• [TASK REQUIREMENTS]:
Search the records for the word "декабря" and report each line that has it.
━━━━━━━━
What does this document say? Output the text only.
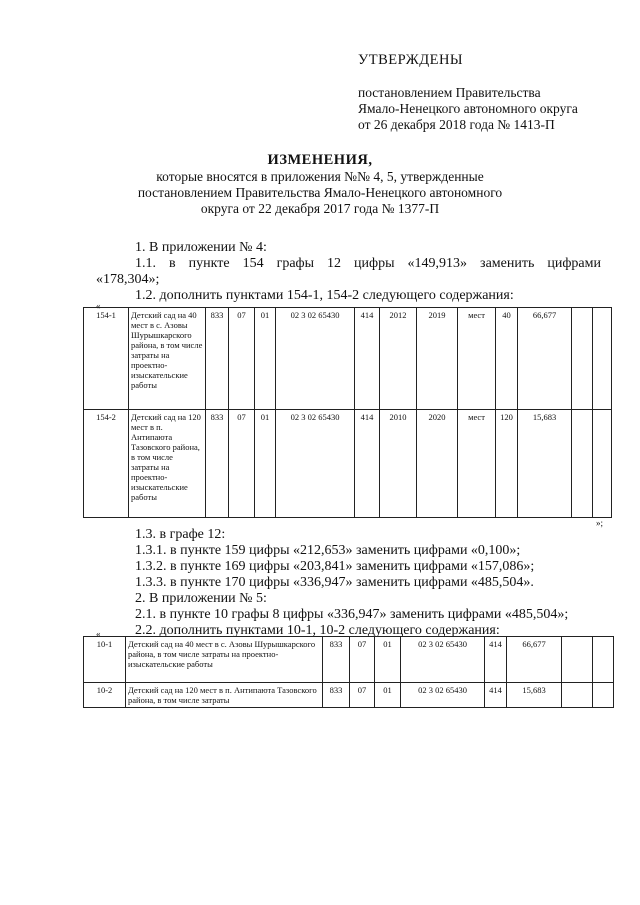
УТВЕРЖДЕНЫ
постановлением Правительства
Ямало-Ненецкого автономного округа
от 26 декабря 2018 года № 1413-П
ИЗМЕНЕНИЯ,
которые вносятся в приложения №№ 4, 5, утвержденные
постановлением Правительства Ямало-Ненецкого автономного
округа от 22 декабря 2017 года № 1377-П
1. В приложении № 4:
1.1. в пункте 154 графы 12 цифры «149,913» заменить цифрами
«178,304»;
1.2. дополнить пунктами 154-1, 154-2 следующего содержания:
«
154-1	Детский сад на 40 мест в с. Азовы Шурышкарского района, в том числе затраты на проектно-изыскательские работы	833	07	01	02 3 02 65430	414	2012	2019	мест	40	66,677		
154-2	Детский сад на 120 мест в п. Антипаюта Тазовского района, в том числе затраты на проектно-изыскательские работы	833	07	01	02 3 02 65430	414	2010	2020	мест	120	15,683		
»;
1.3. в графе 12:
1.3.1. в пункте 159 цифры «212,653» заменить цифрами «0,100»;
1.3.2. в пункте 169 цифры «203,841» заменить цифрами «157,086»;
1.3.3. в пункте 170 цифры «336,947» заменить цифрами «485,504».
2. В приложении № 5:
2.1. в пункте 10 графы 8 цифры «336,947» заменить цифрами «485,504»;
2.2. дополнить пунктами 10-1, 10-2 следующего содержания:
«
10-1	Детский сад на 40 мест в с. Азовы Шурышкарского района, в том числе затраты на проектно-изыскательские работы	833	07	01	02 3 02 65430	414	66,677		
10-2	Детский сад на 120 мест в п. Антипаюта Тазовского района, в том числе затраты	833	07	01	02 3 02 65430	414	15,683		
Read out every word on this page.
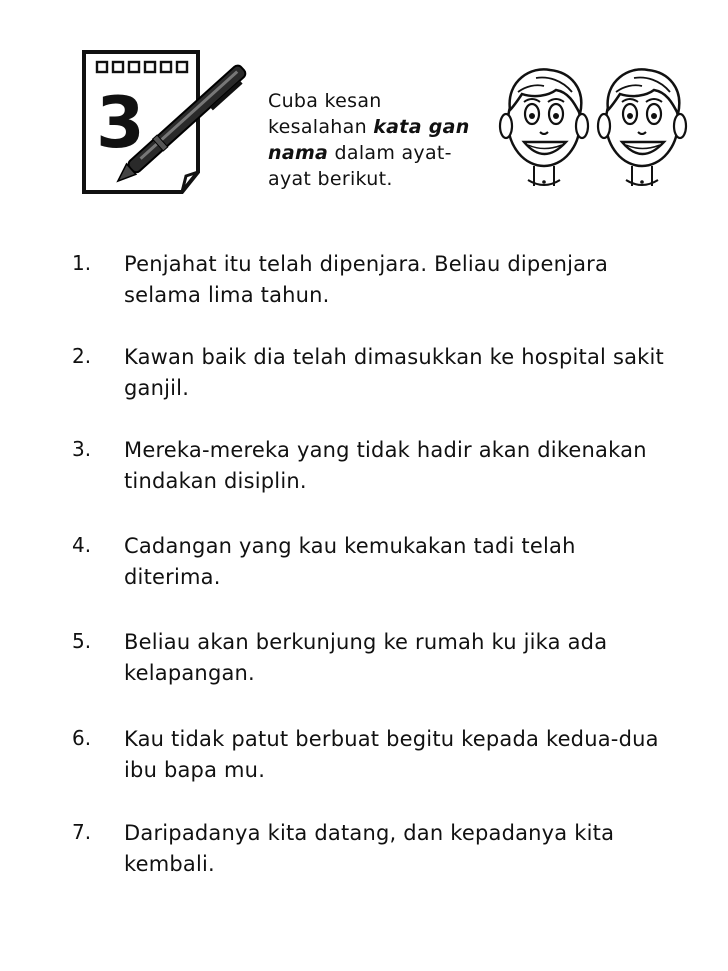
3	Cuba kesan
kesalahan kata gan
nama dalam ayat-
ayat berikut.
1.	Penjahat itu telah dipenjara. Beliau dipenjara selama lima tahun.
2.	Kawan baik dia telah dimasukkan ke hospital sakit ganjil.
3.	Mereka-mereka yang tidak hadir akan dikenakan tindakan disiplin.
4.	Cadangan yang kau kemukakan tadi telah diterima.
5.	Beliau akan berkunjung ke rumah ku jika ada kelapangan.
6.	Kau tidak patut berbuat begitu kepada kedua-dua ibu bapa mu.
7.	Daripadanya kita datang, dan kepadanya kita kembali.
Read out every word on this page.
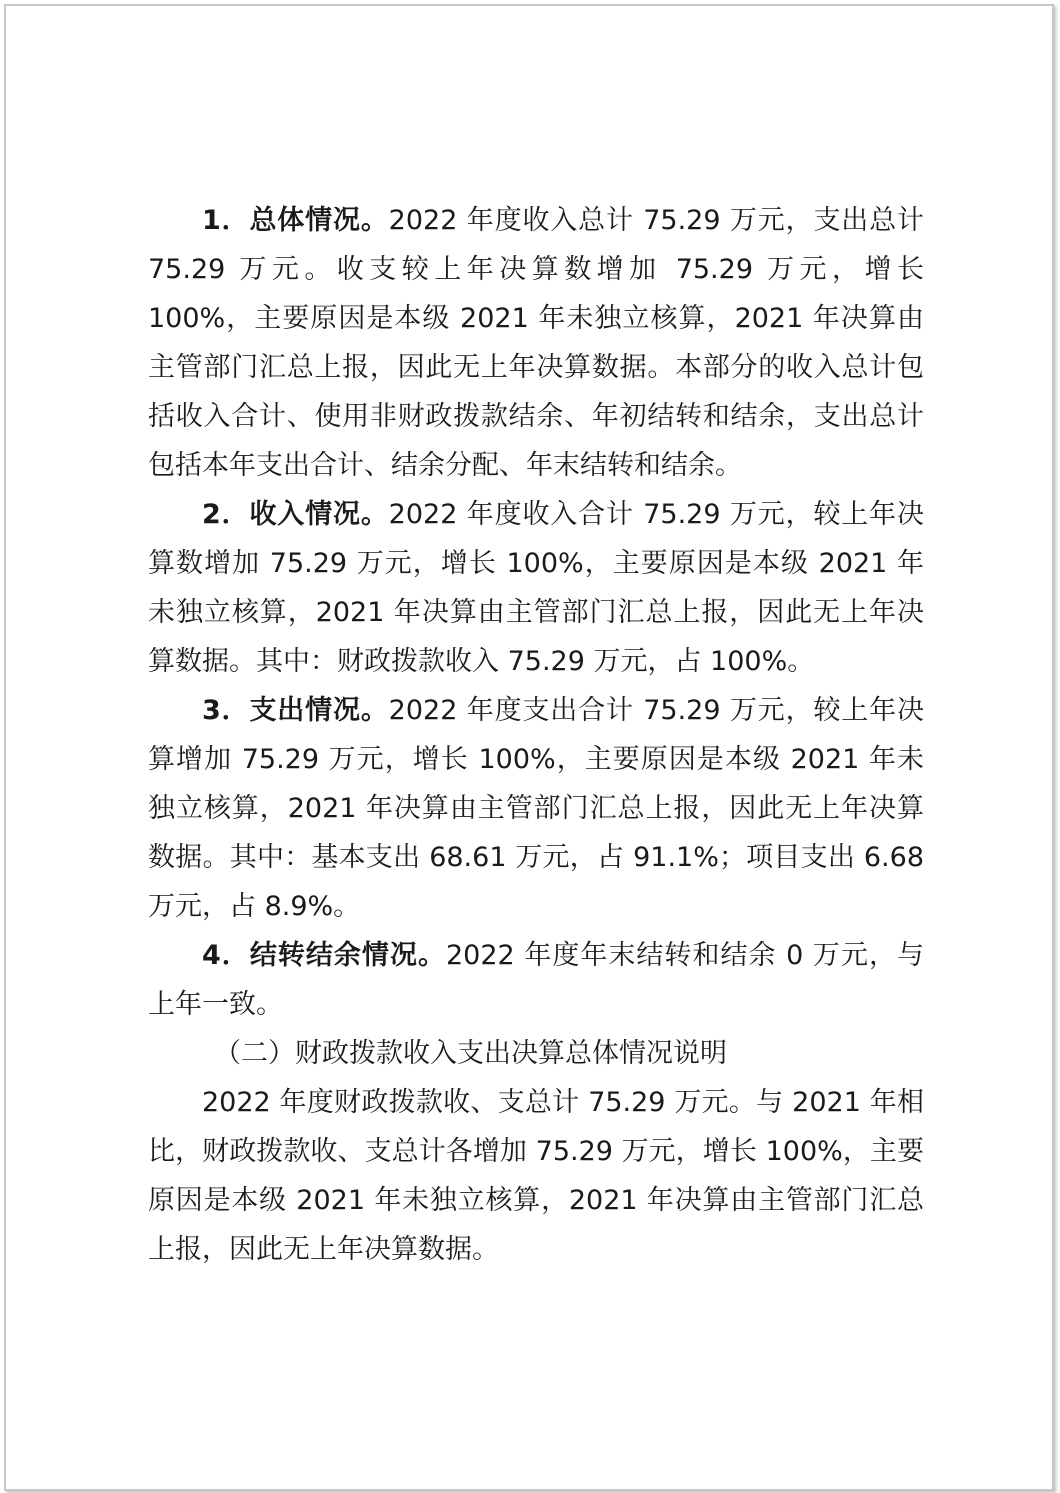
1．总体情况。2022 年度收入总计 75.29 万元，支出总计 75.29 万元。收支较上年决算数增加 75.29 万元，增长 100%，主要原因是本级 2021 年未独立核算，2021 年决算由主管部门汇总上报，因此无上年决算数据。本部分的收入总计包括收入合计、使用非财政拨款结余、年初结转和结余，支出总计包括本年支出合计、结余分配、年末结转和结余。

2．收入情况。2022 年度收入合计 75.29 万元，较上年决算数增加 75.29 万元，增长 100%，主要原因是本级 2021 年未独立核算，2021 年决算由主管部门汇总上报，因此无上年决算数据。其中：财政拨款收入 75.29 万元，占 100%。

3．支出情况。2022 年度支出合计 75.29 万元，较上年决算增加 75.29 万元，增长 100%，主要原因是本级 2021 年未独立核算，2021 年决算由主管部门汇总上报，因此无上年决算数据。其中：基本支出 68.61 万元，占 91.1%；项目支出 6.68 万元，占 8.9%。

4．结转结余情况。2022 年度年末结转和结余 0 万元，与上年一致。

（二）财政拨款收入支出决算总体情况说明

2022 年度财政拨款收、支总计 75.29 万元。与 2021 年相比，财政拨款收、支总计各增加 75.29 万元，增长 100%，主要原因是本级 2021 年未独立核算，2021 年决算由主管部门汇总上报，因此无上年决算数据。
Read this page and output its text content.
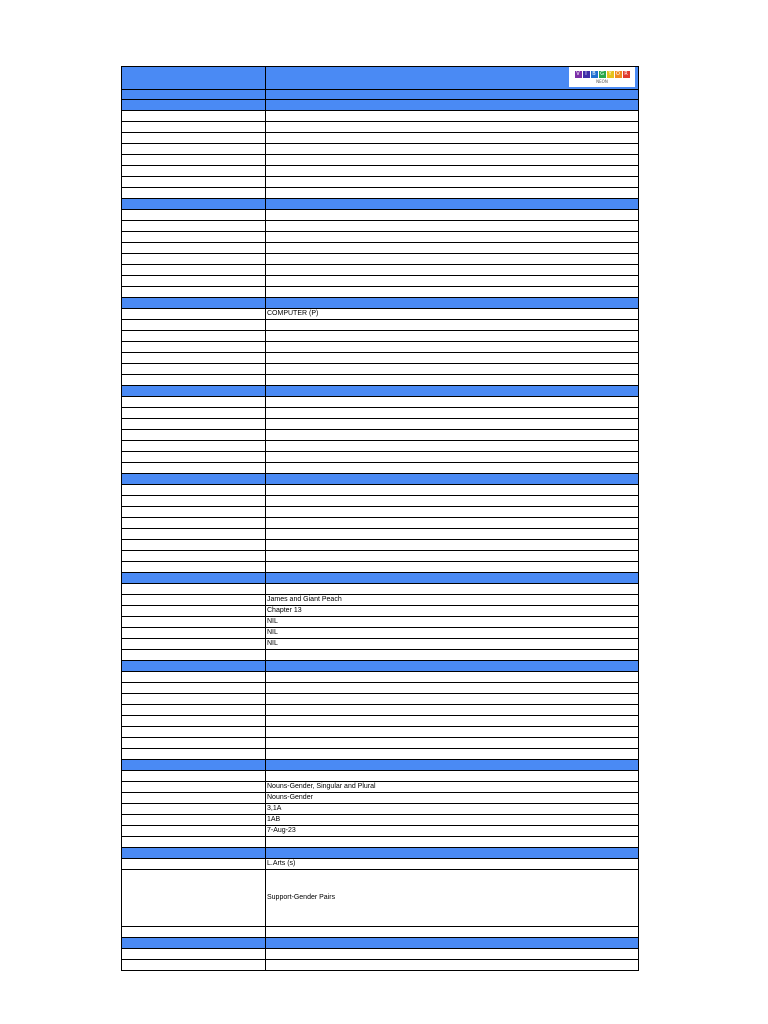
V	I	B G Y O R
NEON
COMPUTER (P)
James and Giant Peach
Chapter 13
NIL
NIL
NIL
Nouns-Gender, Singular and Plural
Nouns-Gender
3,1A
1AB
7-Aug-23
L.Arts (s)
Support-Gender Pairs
━━━━━━━━
• [THE ANSWER]:
от 26 декабря 2018 года № 1413-П
округа от 22 декабря 2017 года № 1377-П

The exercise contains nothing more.